Task details ::
In the lines below, find how many contain the word "此必苦李" and report that figure alone.

Dataset entries

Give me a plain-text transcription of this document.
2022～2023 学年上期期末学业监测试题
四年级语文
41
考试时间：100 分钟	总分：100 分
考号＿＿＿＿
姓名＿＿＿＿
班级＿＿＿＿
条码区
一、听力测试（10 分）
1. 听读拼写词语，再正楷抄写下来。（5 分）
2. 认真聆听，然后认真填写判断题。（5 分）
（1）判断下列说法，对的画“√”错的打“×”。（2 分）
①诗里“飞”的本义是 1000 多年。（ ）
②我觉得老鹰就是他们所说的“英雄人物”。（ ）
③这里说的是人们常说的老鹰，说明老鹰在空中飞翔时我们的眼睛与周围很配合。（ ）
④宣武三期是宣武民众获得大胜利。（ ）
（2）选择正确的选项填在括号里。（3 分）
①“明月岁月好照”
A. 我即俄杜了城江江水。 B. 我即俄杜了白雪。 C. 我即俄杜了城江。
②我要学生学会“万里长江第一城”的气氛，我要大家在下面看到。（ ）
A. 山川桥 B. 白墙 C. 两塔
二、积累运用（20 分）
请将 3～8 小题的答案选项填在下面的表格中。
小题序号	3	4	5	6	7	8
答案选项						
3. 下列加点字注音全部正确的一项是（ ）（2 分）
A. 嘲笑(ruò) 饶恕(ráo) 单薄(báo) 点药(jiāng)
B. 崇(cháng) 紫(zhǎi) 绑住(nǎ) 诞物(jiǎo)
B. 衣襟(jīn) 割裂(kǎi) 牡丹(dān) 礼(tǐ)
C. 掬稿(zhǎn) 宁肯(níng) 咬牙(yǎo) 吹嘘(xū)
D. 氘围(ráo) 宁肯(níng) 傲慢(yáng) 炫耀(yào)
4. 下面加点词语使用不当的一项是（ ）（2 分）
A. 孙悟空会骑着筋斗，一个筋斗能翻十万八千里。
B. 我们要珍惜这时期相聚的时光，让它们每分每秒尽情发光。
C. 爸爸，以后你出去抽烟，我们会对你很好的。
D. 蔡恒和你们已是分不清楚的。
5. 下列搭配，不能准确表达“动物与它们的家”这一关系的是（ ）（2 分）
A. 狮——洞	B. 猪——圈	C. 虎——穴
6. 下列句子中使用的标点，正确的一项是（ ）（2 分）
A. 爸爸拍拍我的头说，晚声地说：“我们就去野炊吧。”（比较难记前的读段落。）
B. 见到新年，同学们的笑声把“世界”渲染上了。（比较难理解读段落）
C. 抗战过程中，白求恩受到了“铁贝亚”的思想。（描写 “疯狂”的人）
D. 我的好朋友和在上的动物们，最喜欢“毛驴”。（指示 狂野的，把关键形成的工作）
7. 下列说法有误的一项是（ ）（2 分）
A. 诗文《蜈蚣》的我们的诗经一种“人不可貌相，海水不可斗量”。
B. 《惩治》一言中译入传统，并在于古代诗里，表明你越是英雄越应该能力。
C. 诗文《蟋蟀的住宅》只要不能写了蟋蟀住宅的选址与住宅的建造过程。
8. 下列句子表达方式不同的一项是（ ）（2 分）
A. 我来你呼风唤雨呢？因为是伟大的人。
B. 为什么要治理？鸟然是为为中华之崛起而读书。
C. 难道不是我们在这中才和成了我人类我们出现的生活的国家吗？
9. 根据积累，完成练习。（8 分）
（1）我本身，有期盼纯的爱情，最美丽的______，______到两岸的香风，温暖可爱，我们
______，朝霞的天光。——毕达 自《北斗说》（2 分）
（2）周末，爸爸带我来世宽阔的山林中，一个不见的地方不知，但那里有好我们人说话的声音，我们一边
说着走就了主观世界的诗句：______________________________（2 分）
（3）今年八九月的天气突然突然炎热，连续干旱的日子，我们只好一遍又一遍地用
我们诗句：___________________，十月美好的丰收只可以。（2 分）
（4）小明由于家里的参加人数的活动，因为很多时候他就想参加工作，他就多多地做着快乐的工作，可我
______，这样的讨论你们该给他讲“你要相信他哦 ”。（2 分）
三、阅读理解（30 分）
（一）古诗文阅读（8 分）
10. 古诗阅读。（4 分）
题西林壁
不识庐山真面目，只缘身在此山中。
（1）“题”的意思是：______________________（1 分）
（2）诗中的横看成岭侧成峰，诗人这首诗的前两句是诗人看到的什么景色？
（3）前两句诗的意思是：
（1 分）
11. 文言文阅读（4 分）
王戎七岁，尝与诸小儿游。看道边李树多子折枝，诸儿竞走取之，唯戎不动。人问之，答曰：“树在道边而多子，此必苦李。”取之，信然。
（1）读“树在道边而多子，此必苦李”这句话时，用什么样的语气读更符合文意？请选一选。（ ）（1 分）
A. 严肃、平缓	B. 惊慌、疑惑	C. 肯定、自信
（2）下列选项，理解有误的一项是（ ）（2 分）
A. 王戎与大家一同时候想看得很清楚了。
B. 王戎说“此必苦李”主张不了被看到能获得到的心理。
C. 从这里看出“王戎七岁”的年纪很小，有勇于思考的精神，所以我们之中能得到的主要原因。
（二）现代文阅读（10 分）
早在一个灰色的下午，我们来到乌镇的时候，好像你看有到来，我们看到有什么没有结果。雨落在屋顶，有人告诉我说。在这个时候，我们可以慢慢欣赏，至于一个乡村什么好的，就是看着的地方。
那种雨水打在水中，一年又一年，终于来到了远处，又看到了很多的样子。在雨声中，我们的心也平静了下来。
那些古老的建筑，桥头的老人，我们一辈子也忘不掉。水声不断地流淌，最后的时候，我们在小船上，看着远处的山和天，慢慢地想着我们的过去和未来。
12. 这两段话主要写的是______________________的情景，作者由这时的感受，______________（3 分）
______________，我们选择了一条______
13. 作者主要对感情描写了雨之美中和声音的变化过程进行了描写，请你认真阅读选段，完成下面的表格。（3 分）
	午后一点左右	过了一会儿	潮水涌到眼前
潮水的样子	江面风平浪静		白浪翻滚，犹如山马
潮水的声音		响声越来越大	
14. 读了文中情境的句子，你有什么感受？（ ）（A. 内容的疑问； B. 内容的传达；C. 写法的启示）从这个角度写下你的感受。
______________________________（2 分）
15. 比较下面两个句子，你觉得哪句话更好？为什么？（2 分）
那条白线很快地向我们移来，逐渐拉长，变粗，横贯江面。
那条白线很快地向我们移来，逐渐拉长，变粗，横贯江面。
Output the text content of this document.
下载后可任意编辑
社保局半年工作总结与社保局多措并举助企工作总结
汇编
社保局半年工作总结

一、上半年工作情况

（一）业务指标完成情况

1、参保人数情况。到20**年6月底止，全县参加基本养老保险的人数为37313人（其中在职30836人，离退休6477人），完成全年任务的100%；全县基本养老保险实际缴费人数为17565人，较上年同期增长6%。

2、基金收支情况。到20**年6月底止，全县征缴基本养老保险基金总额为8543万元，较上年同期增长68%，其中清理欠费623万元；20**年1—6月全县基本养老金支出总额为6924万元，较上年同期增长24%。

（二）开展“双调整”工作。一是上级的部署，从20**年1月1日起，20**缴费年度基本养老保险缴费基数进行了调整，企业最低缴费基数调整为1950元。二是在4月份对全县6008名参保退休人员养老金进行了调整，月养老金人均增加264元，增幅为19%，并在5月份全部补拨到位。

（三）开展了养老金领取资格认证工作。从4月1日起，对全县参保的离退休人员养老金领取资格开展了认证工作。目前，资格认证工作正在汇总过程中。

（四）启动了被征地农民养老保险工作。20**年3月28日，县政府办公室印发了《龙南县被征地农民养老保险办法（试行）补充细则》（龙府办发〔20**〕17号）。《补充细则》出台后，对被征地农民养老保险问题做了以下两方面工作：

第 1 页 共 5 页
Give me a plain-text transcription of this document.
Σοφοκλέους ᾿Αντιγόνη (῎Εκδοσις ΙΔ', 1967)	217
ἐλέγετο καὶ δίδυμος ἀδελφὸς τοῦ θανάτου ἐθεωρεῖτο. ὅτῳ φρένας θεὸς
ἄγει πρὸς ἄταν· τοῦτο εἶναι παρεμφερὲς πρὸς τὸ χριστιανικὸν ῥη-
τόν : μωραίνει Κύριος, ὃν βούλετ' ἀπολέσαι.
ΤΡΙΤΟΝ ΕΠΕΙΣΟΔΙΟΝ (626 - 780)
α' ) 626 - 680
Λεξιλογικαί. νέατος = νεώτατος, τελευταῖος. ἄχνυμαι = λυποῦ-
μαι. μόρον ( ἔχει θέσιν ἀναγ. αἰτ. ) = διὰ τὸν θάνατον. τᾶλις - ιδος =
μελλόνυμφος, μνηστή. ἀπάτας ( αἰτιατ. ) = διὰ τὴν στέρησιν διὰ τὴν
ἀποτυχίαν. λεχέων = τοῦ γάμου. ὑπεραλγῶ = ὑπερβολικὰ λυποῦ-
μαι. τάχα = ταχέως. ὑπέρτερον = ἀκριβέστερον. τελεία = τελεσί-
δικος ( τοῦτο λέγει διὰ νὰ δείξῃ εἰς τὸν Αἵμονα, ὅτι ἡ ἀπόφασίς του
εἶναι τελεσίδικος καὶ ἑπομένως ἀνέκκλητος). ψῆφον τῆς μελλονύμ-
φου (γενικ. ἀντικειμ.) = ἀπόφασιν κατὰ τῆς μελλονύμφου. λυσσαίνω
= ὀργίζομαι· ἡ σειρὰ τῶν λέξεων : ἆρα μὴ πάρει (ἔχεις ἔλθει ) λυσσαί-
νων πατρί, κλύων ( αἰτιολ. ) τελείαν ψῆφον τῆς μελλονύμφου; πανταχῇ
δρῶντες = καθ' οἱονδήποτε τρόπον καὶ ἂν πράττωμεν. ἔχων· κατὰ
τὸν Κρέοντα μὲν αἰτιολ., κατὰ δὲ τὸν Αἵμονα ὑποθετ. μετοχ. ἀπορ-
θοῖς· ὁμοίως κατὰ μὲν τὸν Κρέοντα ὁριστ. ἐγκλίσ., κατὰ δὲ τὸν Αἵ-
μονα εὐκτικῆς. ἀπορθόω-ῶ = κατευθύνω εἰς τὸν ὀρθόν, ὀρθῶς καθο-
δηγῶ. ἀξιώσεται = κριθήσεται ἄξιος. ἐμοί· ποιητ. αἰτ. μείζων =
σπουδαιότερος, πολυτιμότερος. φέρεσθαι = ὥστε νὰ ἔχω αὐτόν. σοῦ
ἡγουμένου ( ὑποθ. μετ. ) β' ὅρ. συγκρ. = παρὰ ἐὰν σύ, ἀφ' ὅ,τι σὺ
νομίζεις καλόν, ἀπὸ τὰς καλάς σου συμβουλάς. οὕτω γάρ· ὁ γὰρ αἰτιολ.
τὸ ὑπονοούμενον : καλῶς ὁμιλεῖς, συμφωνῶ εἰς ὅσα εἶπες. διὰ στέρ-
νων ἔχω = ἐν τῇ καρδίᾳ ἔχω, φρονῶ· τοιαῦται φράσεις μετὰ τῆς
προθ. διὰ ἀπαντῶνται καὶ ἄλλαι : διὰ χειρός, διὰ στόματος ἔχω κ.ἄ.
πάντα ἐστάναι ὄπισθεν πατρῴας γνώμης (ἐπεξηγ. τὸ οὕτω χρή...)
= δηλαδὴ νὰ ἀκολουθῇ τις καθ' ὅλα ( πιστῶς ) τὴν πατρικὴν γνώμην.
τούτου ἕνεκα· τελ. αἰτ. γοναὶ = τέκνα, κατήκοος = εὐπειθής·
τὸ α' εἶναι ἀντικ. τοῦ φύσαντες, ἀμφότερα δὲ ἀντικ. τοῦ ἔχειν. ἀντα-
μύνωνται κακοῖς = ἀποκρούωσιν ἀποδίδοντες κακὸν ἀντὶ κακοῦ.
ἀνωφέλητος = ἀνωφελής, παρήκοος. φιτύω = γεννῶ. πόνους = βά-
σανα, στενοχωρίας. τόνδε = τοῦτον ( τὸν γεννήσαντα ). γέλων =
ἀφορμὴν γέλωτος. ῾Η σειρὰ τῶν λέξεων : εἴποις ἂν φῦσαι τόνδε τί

The answer ::
3